#### THE RECORDS

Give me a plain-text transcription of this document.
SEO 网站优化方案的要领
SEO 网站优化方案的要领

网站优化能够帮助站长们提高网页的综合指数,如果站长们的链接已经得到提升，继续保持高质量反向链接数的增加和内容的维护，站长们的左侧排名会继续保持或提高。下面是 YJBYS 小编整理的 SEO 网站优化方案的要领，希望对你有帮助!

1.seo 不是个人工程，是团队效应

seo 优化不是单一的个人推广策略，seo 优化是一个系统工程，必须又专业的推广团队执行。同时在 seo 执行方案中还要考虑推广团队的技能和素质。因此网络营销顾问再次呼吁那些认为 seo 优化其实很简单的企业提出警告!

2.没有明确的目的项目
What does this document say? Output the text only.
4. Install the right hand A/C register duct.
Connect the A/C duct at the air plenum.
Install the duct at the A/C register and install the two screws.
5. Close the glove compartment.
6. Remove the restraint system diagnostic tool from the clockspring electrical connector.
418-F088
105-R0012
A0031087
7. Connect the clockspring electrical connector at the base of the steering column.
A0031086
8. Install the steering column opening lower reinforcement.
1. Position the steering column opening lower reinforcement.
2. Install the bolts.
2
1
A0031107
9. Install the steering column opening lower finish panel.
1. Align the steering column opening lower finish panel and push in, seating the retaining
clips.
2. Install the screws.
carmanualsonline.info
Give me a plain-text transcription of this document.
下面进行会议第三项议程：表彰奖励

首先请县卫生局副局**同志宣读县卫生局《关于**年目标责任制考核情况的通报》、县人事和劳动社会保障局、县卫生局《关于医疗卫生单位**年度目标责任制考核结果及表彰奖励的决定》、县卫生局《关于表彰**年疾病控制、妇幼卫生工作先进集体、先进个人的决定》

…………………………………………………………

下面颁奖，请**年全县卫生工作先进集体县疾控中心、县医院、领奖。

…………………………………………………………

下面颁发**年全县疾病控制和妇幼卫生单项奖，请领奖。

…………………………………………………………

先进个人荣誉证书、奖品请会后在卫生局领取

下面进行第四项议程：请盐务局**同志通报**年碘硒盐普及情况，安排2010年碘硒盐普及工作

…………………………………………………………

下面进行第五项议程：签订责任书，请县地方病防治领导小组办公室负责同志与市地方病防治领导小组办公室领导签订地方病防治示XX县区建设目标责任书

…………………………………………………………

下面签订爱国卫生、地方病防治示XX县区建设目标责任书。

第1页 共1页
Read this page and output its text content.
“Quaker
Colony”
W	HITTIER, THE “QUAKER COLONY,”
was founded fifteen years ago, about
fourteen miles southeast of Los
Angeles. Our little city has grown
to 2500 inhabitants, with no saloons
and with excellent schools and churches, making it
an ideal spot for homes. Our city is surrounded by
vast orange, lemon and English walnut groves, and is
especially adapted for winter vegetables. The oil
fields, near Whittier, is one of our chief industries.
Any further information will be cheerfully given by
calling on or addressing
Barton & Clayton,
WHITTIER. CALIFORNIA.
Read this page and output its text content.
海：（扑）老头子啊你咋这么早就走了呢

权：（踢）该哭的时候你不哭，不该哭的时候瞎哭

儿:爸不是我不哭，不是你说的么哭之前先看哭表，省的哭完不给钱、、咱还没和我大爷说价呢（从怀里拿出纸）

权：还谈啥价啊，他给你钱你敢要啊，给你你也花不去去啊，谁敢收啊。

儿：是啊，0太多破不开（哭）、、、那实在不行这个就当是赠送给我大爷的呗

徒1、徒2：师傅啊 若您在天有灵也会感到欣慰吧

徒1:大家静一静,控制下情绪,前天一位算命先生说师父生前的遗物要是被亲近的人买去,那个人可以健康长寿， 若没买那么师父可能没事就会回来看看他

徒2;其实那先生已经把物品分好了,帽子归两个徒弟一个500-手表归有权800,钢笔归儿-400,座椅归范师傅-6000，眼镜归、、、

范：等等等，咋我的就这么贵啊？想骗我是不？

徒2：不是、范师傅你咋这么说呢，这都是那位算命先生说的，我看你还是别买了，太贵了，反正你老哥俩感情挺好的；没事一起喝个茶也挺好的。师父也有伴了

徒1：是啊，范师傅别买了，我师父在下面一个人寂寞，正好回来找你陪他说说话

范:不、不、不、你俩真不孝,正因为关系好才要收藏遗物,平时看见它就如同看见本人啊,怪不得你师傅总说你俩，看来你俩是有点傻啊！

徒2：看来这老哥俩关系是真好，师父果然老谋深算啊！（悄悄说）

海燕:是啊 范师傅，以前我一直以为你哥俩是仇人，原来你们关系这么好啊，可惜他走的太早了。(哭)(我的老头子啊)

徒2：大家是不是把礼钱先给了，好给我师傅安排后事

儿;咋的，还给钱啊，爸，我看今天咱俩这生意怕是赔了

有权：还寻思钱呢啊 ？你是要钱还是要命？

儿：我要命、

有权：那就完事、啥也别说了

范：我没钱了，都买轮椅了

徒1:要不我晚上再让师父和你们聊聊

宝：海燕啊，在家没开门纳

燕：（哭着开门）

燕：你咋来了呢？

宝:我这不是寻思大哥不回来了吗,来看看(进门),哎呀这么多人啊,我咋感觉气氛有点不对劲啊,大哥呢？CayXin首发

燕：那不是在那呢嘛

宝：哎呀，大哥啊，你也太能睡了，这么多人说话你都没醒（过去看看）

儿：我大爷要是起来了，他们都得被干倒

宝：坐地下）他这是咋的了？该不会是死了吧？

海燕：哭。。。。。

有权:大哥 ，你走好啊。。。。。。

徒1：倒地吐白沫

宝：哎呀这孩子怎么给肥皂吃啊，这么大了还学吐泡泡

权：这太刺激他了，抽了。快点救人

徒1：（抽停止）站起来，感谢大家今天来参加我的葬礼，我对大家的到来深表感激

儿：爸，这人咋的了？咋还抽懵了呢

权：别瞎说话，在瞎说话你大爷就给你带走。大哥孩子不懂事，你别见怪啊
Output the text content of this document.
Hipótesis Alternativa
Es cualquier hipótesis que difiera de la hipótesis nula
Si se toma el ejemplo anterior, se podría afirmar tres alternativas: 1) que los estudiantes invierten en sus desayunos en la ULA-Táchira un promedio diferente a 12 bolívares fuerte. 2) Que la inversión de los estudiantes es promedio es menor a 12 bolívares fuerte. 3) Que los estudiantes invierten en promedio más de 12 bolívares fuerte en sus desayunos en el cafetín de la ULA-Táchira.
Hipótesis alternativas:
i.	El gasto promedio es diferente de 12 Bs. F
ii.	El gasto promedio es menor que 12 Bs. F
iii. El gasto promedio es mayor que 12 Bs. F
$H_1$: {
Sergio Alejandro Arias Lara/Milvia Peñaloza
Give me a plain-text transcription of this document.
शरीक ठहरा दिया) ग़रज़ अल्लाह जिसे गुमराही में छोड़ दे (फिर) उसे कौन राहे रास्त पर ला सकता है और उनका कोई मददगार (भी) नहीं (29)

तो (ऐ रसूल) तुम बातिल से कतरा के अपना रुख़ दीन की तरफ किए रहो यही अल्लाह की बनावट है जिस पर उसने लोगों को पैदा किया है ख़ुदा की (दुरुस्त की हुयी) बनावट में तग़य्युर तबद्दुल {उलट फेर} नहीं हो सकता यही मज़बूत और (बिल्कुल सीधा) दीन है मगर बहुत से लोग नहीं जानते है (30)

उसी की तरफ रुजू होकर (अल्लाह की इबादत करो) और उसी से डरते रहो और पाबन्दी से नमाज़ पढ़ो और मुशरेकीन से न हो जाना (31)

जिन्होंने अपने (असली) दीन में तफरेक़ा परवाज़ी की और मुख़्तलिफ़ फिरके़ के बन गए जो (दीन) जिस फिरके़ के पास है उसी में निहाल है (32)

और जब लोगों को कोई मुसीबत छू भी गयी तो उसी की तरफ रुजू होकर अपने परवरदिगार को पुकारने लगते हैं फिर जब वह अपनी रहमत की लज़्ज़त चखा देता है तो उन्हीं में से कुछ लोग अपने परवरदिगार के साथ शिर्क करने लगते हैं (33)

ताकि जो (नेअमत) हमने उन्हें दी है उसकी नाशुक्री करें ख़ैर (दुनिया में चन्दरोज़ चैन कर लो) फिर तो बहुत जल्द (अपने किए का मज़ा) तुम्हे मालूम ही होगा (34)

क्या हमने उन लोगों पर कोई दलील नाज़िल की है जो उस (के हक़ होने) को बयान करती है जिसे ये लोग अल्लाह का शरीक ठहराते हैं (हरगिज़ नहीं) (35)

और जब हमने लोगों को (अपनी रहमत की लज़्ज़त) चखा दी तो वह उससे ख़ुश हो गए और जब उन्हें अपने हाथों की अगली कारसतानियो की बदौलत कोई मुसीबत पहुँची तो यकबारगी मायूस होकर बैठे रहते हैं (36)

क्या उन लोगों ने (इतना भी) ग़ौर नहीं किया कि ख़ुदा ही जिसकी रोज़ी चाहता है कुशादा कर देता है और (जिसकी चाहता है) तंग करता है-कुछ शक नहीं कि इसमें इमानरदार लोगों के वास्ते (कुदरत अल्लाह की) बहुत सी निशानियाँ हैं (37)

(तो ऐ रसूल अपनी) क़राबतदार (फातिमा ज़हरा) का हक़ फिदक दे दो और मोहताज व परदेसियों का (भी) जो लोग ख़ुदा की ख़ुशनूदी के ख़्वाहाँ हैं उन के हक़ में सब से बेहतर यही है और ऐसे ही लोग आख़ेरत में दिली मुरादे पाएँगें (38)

########

**SET TASK:** Check each line of the records for the word "finish" and extract those that contain it.

**RESPONSE TO THIS TASK:**
9. Install the steering column opening lower finish panel.
1. Align the steering column opening lower finish panel and push in, seating the retaining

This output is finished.